>> Start DATA PROVIDED

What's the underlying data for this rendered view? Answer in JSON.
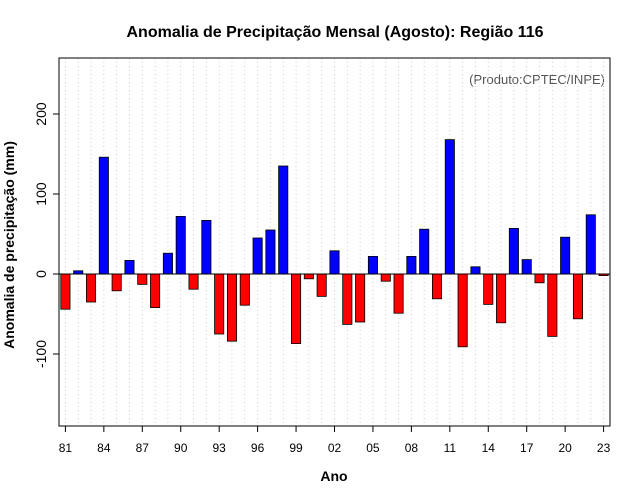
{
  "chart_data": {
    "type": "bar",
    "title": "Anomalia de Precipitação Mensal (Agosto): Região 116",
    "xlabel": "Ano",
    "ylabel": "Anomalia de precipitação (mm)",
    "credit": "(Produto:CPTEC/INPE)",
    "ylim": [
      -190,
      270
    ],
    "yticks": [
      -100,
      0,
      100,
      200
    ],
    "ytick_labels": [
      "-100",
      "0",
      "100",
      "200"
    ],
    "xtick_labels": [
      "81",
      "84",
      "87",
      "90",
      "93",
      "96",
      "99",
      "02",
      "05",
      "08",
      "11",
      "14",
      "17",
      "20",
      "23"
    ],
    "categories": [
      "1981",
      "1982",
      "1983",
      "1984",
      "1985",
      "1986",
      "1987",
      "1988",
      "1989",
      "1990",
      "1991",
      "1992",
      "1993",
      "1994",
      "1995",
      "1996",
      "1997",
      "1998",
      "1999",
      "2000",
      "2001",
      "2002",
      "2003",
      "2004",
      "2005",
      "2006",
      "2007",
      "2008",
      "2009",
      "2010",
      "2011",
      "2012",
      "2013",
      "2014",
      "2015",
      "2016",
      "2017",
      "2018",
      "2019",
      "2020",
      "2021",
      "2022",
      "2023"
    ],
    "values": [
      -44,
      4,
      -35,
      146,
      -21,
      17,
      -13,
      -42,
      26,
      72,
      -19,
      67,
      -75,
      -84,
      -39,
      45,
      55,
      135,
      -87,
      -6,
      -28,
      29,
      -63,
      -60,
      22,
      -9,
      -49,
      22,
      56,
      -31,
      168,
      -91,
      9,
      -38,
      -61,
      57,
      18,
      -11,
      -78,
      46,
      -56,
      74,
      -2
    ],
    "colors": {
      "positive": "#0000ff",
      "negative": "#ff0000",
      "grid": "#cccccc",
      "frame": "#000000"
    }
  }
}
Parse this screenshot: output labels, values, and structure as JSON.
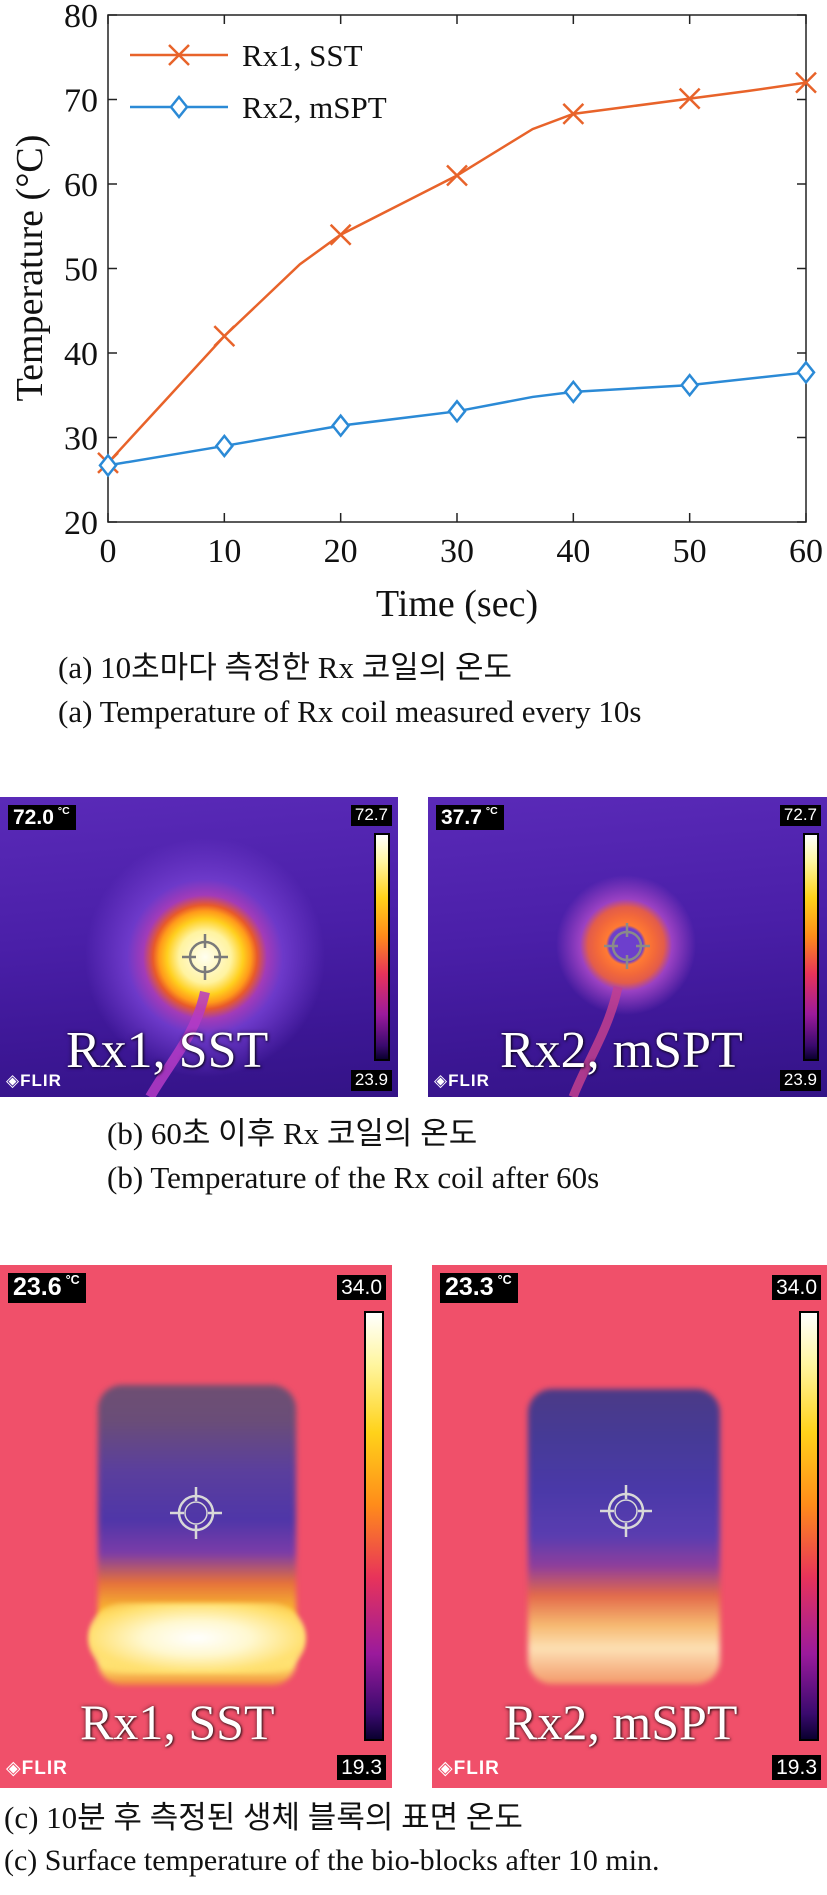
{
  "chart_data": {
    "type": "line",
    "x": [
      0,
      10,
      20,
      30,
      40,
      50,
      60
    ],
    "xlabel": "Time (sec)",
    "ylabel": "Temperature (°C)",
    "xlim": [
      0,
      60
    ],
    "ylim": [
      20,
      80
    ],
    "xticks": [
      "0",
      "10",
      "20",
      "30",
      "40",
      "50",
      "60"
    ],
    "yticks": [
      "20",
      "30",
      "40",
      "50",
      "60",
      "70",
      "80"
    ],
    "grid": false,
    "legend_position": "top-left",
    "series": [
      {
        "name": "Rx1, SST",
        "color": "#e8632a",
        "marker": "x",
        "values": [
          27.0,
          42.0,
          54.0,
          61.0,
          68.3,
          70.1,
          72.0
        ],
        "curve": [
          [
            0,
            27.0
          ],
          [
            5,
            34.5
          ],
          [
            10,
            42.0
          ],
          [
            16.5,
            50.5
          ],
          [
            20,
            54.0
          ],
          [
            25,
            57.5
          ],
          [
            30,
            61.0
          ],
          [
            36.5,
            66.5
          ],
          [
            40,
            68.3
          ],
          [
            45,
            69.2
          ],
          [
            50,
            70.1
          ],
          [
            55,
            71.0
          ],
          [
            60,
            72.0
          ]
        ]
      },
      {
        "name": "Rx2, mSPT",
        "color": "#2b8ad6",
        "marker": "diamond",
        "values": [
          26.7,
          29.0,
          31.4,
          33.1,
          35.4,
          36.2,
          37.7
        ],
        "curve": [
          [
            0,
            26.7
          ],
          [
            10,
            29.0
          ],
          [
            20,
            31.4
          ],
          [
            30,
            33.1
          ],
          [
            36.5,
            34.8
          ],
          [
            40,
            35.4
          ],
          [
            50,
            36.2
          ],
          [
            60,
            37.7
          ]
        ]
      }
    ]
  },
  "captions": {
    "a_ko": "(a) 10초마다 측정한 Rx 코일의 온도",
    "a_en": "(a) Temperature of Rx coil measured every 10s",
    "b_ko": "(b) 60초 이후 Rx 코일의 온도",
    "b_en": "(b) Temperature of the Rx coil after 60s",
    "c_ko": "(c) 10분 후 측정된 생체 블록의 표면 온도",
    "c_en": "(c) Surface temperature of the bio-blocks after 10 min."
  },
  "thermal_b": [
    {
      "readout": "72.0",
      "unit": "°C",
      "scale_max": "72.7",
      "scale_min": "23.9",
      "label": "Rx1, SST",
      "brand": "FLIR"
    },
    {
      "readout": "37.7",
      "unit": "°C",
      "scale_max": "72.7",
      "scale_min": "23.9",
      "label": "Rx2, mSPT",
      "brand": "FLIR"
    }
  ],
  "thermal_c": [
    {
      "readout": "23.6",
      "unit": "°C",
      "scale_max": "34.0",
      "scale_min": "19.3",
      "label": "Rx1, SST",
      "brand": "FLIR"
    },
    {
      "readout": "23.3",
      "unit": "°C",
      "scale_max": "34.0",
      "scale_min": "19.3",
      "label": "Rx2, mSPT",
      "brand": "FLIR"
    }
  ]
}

>> End DATA PROVIDED

### [TASK DESCRIPTION]
Retype the whole listing, keeping every line identical and omitting all pictures.

### [SOLUTION FOR THIS TASK]
What's the underlying data for this rendered view? Answer in JSON.
{
  "chart_data": {
    "type": "bar",
    "title": "Anomalia de Precipitação Mensal (Agosto): Região 116",
    "xlabel": "Ano",
    "ylabel": "Anomalia de precipitação (mm)",
    "credit": "(Produto:CPTEC/INPE)",
    "ylim": [
      -190,
      270
    ],
    "yticks": [
      -100,
      0,
      100,
      200
    ],
    "ytick_labels": [
      "-100",
      "0",
      "100",
      "200"
    ],
    "xtick_labels": [
      "81",
      "84",
      "87",
      "90",
      "93",
      "96",
      "99",
      "02",
      "05",
      "08",
      "11",
      "14",
      "17",
      "20",
      "23"
    ],
    "categories": [
      "1981",
      "1982",
      "1983",
      "1984",
      "1985",
      "1986",
      "1987",
      "1988",
      "1989",
      "1990",
      "1991",
      "1992",
      "1993",
      "1994",
      "1995",
      "1996",
      "1997",
      "1998",
      "1999",
      "2000",
      "2001",
      "2002",
      "2003",
      "2004",
      "2005",
      "2006",
      "2007",
      "2008",
      "2009",
      "2010",
      "2011",
      "2012",
      "2013",
      "2014",
      "2015",
      "2016",
      "2017",
      "2018",
      "2019",
      "2020",
      "2021",
      "2022",
      "2023"
    ],
    "values": [
      -44,
      4,
      -35,
      146,
      -21,
      17,
      -13,
      -42,
      26,
      72,
      -19,
      67,
      -75,
      -84,
      -39,
      45,
      55,
      135,
      -87,
      -6,
      -28,
      29,
      -63,
      -60,
      22,
      -9,
      -49,
      22,
      56,
      -31,
      168,
      -91,
      9,
      -38,
      -61,
      57,
      18,
      -11,
      -78,
      46,
      -56,
      74,
      -2
    ],
    "colors": {
      "positive": "#0000ff",
      "negative": "#ff0000",
      "grid": "#cccccc",
      "frame": "#000000"
    }
  }
}
Parse this screenshot: output labels, values, and structure as JSON.
{
  "chart_data": {
    "type": "line",
    "x": [
      0,
      10,
      20,
      30,
      40,
      50,
      60
    ],
    "xlabel": "Time (sec)",
    "ylabel": "Temperature (°C)",
    "xlim": [
      0,
      60
    ],
    "ylim": [
      20,
      80
    ],
    "xticks": [
      "0",
      "10",
      "20",
      "30",
      "40",
      "50",
      "60"
    ],
    "yticks": [
      "20",
      "30",
      "40",
      "50",
      "60",
      "70",
      "80"
    ],
    "grid": false,
    "legend_position": "top-left",
    "series": [
      {
        "name": "Rx1, SST",
        "color": "#e8632a",
        "marker": "x",
        "values": [
          27.0,
          42.0,
          54.0,
          61.0,
          68.3,
          70.1,
          72.0
        ],
        "curve": [
          [
            0,
            27.0
          ],
          [
            5,
            34.5
          ],
          [
            10,
            42.0
          ],
          [
            16.5,
            50.5
          ],
          [
            20,
            54.0
          ],
          [
            25,
            57.5
          ],
          [
            30,
            61.0
          ],
          [
            36.5,
            66.5
          ],
          [
            40,
            68.3
          ],
          [
            45,
            69.2
          ],
          [
            50,
            70.1
          ],
          [
            55,
            71.0
          ],
          [
            60,
            72.0
          ]
        ]
      },
      {
        "name": "Rx2, mSPT",
        "color": "#2b8ad6",
        "marker": "diamond",
        "values": [
          26.7,
          29.0,
          31.4,
          33.1,
          35.4,
          36.2,
          37.7
        ],
        "curve": [
          [
            0,
            26.7
          ],
          [
            10,
            29.0
          ],
          [
            20,
            31.4
          ],
          [
            30,
            33.1
          ],
          [
            36.5,
            34.8
          ],
          [
            40,
            35.4
          ],
          [
            50,
            36.2
          ],
          [
            60,
            37.7
          ]
        ]
      }
    ]
  },
  "captions": {
    "a_ko": "(a) 10초마다 측정한 Rx 코일의 온도",
    "a_en": "(a) Temperature of Rx coil measured every 10s",
    "b_ko": "(b) 60초 이후 Rx 코일의 온도",
    "b_en": "(b) Temperature of the Rx coil after 60s",
    "c_ko": "(c) 10분 후 측정된 생체 블록의 표면 온도",
    "c_en": "(c) Surface temperature of the bio-blocks after 10 min."
  },
  "thermal_b": [
    {
      "readout": "72.0",
      "unit": "°C",
      "scale_max": "72.7",
      "scale_min": "23.9",
      "label": "Rx1, SST",
      "brand": "FLIR"
    },
    {
      "readout": "37.7",
      "unit": "°C",
      "scale_max": "72.7",
      "scale_min": "23.9",
      "label": "Rx2, mSPT",
      "brand": "FLIR"
    }
  ],
  "thermal_c": [
    {
      "readout": "23.6",
      "unit": "°C",
      "scale_max": "34.0",
      "scale_min": "19.3",
      "label": "Rx1, SST",
      "brand": "FLIR"
    },
    {
      "readout": "23.3",
      "unit": "°C",
      "scale_max": "34.0",
      "scale_min": "19.3",
      "label": "Rx2, mSPT",
      "brand": "FLIR"
    }
  ]
}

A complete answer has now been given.